- **What to produce**:
Exactly as written, quote every line that follows, skipping the images.

- **Data supplied**:
══════════════════════════════

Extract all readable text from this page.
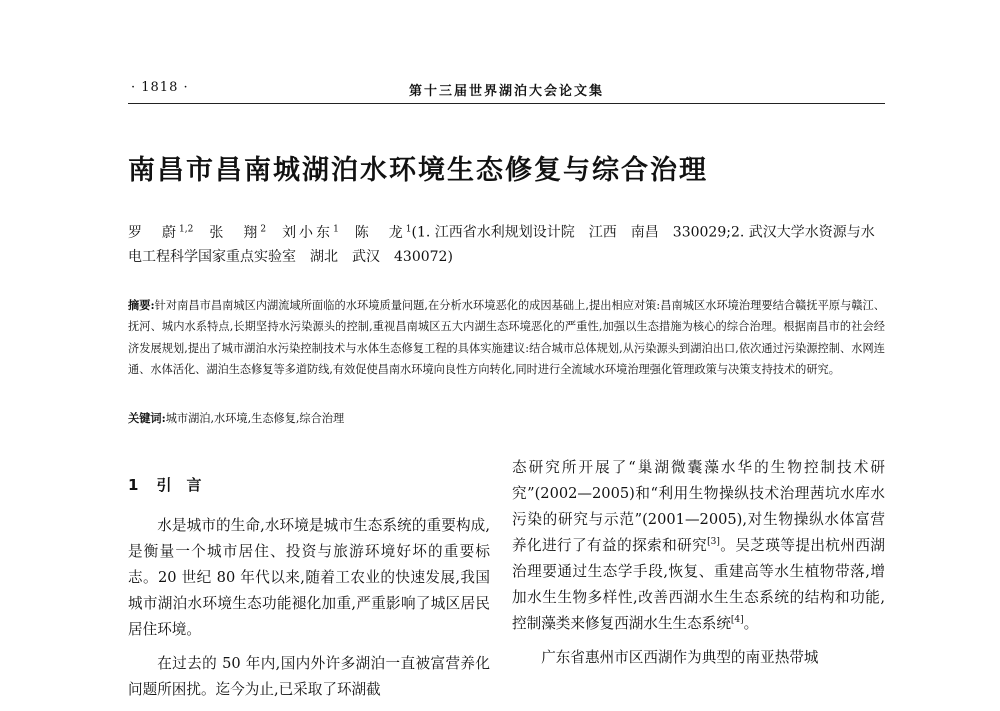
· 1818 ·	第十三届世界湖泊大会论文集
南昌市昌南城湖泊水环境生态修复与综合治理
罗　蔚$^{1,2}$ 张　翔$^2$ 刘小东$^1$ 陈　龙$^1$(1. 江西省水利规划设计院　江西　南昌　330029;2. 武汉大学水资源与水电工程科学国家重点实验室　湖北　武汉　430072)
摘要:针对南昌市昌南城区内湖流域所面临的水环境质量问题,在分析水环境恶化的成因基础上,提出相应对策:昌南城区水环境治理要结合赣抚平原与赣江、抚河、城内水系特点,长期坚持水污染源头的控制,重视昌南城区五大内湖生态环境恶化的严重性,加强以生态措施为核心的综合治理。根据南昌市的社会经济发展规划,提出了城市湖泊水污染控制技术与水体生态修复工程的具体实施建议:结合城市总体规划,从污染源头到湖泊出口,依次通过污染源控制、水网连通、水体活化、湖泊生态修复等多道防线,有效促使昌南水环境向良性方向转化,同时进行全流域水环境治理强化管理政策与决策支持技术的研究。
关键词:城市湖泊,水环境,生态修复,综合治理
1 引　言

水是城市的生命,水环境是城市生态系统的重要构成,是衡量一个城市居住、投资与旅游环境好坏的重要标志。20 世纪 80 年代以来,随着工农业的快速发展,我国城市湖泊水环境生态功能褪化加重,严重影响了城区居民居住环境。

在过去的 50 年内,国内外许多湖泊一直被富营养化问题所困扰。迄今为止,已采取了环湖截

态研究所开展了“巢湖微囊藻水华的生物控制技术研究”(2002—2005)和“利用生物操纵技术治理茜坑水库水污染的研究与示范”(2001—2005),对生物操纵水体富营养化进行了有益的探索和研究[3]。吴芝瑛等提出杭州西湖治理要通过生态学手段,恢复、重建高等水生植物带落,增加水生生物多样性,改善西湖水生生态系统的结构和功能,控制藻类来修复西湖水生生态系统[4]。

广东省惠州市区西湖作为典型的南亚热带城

══════════════════════════════

- **Response for this exercise**:
Extract all readable text from this page.
· 1818 ·	第十三届世界湖泊大会论文集
南昌市昌南城湖泊水环境生态修复与综合治理
罗　蔚$^{1,2}$ 张　翔$^2$ 刘小东$^1$ 陈　龙$^1$(1. 江西省水利规划设计院　江西　南昌　330029;2. 武汉大学水资源与水电工程科学国家重点实验室　湖北　武汉　430072)
摘要:针对南昌市昌南城区内湖流域所面临的水环境质量问题,在分析水环境恶化的成因基础上,提出相应对策:昌南城区水环境治理要结合赣抚平原与赣江、抚河、城内水系特点,长期坚持水污染源头的控制,重视昌南城区五大内湖生态环境恶化的严重性,加强以生态措施为核心的综合治理。根据南昌市的社会经济发展规划,提出了城市湖泊水污染控制技术与水体生态修复工程的具体实施建议:结合城市总体规划,从污染源头到湖泊出口,依次通过污染源控制、水网连通、水体活化、湖泊生态修复等多道防线,有效促使昌南水环境向良性方向转化,同时进行全流域水环境治理强化管理政策与决策支持技术的研究。
关键词:城市湖泊,水环境,生态修复,综合治理
1 引　言

水是城市的生命,水环境是城市生态系统的重要构成,是衡量一个城市居住、投资与旅游环境好坏的重要标志。20 世纪 80 年代以来,随着工农业的快速发展,我国城市湖泊水环境生态功能褪化加重,严重影响了城区居民居住环境。

在过去的 50 年内,国内外许多湖泊一直被富营养化问题所困扰。迄今为止,已采取了环湖截

态研究所开展了“巢湖微囊藻水华的生物控制技术研究”(2002—2005)和“利用生物操纵技术治理茜坑水库水污染的研究与示范”(2001—2005),对生物操纵水体富营养化进行了有益的探索和研究[3]。吴芝瑛等提出杭州西湖治理要通过生态学手段,恢复、重建高等水生植物带落,增加水生生物多样性,改善西湖水生生态系统的结构和功能,控制藻类来修复西湖水生生态系统[4]。

广东省惠州市区西湖作为典型的南亚热带城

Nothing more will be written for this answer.